WRITTEN TASK:
Repeat each record below exactly as given.

## Start RECORD LIST

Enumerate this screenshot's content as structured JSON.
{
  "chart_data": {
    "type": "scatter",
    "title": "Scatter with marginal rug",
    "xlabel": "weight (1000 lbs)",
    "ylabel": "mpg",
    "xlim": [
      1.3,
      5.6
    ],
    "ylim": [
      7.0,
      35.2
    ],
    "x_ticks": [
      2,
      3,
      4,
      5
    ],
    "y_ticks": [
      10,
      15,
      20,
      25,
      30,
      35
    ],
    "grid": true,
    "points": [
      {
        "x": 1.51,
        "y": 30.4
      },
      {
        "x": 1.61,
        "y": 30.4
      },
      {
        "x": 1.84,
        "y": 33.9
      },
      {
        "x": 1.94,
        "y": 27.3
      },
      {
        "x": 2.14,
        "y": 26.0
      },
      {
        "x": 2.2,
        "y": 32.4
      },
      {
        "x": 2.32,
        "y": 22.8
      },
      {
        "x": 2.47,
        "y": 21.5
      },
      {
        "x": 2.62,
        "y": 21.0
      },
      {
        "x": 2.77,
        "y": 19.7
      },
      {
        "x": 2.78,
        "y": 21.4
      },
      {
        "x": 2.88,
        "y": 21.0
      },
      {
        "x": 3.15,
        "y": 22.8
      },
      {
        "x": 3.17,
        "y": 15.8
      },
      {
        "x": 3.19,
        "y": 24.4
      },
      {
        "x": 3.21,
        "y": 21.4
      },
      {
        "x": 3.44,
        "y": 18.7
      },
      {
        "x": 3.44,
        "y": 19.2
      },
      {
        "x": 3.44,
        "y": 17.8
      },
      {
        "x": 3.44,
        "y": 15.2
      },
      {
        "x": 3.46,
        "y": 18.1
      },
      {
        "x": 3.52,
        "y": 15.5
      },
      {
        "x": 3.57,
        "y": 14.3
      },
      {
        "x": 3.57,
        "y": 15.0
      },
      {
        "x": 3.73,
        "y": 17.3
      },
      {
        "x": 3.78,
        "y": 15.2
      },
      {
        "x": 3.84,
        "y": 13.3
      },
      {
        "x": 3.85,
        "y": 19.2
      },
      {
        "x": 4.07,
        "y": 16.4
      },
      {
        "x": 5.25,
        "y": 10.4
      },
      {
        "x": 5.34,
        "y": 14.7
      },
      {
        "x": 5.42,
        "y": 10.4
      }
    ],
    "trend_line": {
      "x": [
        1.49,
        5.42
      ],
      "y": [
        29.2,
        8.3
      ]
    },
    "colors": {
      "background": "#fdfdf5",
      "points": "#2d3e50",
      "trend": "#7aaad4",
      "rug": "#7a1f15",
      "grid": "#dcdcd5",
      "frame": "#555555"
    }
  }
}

## End RECORD LIST

ANSWER:
Enumerate this screenshot's content as structured JSON.
{
  "chart_data": {
    "type": "scatter",
    "title": "Scatter with marginal rug",
    "xlabel": "weight (1000 lbs)",
    "ylabel": "mpg",
    "xlim": [
      1.3,
      5.6
    ],
    "ylim": [
      7.0,
      35.2
    ],
    "x_ticks": [
      2,
      3,
      4,
      5
    ],
    "y_ticks": [
      10,
      15,
      20,
      25,
      30,
      35
    ],
    "grid": true,
    "points": [
      {
        "x": 1.51,
        "y": 30.4
      },
      {
        "x": 1.61,
        "y": 30.4
      },
      {
        "x": 1.84,
        "y": 33.9
      },
      {
        "x": 1.94,
        "y": 27.3
      },
      {
        "x": 2.14,
        "y": 26.0
      },
      {
        "x": 2.2,
        "y": 32.4
      },
      {
        "x": 2.32,
        "y": 22.8
      },
      {
        "x": 2.47,
        "y": 21.5
      },
      {
        "x": 2.62,
        "y": 21.0
      },
      {
        "x": 2.77,
        "y": 19.7
      },
      {
        "x": 2.78,
        "y": 21.4
      },
      {
        "x": 2.88,
        "y": 21.0
      },
      {
        "x": 3.15,
        "y": 22.8
      },
      {
        "x": 3.17,
        "y": 15.8
      },
      {
        "x": 3.19,
        "y": 24.4
      },
      {
        "x": 3.21,
        "y": 21.4
      },
      {
        "x": 3.44,
        "y": 18.7
      },
      {
        "x": 3.44,
        "y": 19.2
      },
      {
        "x": 3.44,
        "y": 17.8
      },
      {
        "x": 3.44,
        "y": 15.2
      },
      {
        "x": 3.46,
        "y": 18.1
      },
      {
        "x": 3.52,
        "y": 15.5
      },
      {
        "x": 3.57,
        "y": 14.3
      },
      {
        "x": 3.57,
        "y": 15.0
      },
      {
        "x": 3.73,
        "y": 17.3
      },
      {
        "x": 3.78,
        "y": 15.2
      },
      {
        "x": 3.84,
        "y": 13.3
      },
      {
        "x": 3.85,
        "y": 19.2
      },
      {
        "x": 4.07,
        "y": 16.4
      },
      {
        "x": 5.25,
        "y": 10.4
      },
      {
        "x": 5.34,
        "y": 14.7
      },
      {
        "x": 5.42,
        "y": 10.4
      }
    ],
    "trend_line": {
      "x": [
        1.49,
        5.42
      ],
      "y": [
        29.2,
        8.3
      ]
    },
    "colors": {
      "background": "#fdfdf5",
      "points": "#2d3e50",
      "trend": "#7aaad4",
      "rug": "#7a1f15",
      "grid": "#dcdcd5",
      "frame": "#555555"
    }
  }
}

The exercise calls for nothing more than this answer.